What the task requires:
Set out every line bearing the string "ideas".

··· Task input ···

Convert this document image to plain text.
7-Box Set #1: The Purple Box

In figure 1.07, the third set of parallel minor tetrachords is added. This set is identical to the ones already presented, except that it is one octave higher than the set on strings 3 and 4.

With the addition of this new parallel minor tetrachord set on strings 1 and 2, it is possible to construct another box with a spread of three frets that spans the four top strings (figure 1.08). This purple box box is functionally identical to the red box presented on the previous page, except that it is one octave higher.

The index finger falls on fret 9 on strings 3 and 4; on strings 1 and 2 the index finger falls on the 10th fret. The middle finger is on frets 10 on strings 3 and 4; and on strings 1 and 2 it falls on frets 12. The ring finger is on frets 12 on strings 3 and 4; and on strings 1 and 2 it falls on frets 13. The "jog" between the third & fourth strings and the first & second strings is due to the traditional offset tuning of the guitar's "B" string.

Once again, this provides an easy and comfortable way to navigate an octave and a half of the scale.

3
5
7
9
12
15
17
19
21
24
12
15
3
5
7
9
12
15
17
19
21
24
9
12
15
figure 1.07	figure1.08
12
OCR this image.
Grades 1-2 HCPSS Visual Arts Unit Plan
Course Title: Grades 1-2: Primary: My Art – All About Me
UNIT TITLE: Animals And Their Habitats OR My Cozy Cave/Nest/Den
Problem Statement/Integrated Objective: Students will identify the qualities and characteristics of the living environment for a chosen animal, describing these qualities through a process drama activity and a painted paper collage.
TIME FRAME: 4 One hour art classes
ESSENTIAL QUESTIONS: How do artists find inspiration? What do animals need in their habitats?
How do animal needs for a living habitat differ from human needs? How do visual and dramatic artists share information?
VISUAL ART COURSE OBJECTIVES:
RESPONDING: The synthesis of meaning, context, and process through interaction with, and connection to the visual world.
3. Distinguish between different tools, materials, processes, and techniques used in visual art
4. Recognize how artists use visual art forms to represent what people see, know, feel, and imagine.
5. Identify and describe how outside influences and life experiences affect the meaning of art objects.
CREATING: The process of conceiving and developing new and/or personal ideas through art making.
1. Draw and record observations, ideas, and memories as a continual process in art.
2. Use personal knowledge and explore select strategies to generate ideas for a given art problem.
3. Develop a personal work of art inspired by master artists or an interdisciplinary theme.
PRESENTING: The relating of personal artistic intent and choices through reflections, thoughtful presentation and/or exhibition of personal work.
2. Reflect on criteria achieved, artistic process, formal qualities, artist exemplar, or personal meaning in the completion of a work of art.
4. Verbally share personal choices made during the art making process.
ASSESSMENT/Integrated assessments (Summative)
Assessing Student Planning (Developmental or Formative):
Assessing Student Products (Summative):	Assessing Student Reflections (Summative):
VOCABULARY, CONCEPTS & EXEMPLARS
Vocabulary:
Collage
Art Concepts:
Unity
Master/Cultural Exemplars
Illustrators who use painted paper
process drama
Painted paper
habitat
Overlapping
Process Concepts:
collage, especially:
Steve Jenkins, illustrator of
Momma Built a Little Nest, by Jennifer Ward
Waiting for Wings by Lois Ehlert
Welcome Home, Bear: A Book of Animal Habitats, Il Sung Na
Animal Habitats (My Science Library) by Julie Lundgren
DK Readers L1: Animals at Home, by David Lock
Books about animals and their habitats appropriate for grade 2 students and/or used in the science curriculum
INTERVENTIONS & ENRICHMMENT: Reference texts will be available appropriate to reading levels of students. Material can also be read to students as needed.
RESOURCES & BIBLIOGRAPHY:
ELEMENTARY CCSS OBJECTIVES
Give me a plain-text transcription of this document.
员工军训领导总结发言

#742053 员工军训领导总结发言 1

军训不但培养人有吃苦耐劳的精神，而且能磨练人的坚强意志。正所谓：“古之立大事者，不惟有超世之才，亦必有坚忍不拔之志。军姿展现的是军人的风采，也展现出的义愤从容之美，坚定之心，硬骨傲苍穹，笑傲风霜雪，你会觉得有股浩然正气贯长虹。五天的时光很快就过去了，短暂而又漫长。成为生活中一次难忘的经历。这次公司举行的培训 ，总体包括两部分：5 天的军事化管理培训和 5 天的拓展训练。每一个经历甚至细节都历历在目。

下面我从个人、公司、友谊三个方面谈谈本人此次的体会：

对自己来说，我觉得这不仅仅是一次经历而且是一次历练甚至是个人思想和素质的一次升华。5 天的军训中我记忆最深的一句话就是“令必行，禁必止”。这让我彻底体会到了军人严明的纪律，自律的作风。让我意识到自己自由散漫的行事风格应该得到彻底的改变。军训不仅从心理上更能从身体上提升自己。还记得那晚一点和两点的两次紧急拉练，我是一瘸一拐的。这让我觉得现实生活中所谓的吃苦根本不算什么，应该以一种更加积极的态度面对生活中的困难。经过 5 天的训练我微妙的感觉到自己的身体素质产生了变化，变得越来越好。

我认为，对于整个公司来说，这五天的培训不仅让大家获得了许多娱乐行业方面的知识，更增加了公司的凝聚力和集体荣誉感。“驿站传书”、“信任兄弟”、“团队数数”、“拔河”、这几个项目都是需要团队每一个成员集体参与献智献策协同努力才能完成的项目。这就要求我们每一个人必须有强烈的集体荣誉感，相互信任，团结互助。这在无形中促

···

Finished answer:
CREATING: The process of conceiving and developing new and/or personal ideas through art making.
1. Draw and record observations, ideas, and memories as a continual process in art.
2. Use personal knowledge and explore select strategies to generate ideas for a given art problem.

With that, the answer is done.